▶ Material for the task
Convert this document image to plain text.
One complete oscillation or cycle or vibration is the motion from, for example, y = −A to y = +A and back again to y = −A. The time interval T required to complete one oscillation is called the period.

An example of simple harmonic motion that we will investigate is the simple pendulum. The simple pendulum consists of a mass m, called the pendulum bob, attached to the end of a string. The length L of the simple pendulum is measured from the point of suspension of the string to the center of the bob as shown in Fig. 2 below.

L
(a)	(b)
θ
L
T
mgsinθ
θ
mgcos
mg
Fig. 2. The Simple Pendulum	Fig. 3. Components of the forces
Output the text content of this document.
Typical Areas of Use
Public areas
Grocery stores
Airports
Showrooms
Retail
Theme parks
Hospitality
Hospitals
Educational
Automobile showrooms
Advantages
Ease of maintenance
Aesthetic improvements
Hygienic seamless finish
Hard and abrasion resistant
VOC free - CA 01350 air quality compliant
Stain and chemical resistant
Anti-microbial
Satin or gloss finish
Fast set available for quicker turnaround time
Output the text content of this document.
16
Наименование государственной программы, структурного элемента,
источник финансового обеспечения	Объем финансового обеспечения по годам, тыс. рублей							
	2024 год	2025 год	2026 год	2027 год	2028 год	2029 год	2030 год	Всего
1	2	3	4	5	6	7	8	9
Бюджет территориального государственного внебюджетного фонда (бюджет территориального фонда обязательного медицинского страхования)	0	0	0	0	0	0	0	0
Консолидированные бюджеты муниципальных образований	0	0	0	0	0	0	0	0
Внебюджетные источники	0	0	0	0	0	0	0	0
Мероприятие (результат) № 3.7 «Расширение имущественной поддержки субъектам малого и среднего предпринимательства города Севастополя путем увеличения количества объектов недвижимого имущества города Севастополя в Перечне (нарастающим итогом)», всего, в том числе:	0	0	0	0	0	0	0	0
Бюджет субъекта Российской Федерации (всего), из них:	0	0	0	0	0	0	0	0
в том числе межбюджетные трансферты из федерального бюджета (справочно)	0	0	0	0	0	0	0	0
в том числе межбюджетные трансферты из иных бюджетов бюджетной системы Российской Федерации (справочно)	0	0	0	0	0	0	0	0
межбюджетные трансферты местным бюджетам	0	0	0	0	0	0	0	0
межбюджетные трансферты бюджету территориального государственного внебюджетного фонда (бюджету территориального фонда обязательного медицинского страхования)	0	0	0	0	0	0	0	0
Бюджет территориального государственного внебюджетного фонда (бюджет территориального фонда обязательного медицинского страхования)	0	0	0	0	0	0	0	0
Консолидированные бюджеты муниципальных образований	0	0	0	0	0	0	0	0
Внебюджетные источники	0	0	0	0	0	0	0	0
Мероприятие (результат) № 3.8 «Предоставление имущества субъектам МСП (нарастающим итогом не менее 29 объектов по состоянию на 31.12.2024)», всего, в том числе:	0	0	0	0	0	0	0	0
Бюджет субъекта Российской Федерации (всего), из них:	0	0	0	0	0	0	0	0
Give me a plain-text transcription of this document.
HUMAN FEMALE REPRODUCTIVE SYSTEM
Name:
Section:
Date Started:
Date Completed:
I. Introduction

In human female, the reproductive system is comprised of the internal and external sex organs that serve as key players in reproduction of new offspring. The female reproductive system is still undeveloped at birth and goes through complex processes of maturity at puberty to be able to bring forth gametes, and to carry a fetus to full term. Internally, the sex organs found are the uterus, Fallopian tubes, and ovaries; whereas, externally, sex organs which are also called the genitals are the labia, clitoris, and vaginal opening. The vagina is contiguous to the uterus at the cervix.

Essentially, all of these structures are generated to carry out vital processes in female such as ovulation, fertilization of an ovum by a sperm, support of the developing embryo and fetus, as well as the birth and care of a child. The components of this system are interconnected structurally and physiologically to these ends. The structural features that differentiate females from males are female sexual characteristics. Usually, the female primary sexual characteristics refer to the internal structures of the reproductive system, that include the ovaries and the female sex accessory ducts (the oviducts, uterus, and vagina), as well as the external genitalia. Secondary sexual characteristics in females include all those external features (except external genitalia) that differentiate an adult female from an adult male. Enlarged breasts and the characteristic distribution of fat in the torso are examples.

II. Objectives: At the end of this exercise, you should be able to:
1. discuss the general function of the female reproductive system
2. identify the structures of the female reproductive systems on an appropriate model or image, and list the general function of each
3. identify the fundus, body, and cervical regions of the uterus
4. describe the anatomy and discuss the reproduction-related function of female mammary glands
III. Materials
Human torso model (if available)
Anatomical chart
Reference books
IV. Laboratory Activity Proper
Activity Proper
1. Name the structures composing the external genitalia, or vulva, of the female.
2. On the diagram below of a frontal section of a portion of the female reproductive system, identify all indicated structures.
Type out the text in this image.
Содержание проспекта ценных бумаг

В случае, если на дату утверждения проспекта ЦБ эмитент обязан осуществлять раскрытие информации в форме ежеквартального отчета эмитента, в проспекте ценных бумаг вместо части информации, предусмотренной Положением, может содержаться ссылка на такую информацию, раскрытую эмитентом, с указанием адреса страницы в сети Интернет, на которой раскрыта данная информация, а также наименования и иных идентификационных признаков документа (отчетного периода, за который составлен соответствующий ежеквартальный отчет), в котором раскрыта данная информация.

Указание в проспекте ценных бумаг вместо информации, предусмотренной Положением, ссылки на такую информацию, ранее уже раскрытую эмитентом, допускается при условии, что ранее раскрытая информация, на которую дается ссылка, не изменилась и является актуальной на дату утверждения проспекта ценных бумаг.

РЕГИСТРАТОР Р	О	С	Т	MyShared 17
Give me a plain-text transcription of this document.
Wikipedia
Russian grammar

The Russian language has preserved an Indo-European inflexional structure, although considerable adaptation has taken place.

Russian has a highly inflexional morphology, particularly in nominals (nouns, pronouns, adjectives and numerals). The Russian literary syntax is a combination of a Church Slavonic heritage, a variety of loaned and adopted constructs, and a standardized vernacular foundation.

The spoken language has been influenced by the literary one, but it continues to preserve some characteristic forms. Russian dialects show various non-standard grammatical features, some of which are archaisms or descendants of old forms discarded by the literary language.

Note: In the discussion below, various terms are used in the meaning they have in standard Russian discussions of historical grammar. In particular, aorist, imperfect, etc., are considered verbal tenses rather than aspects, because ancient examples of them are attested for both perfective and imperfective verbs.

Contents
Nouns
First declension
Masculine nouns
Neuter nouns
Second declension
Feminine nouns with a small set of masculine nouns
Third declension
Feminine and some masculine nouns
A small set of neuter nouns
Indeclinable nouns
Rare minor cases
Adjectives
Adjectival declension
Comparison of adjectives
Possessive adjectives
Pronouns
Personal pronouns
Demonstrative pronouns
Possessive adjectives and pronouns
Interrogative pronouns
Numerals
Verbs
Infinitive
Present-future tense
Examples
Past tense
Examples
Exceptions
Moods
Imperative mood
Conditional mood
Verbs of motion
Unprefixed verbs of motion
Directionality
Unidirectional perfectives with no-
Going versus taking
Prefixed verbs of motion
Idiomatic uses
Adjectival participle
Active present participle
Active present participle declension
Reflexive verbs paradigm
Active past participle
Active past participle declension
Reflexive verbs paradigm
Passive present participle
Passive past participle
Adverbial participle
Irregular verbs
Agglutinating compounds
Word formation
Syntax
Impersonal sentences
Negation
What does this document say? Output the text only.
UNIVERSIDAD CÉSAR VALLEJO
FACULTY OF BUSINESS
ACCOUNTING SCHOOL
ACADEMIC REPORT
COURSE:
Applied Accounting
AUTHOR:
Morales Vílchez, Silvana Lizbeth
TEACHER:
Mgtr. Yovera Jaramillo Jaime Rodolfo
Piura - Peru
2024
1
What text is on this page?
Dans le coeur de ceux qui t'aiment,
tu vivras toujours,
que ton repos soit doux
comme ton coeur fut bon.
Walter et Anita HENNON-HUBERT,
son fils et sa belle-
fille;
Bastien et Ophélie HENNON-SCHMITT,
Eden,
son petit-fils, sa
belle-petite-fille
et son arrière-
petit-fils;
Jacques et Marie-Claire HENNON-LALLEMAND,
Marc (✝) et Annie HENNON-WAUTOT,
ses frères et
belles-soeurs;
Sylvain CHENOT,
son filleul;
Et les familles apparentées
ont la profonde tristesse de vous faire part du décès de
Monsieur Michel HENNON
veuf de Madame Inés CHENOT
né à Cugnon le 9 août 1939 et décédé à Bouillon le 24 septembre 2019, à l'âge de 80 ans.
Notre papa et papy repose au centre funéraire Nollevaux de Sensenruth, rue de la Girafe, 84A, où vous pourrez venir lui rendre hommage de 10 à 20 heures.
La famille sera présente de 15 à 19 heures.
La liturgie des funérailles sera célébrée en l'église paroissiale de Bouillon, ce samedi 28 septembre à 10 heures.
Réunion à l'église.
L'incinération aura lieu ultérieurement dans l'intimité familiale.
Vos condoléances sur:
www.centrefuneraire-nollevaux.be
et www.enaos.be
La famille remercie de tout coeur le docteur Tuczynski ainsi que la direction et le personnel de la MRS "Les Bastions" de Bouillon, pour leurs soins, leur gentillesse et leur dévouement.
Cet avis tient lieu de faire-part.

▶ Requirements
Show the lines from the data above that contain the string "grammar".

▶ Result
Russian grammar
Note: In the discussion below, various terms are used in the meaning they have in standard Russian discussions of historical grammar. In particular, aorist, imperfect, etc., are considered verbal tenses rather than aspects, because ancient examples of them are attested for both perfective and imperfective verbs.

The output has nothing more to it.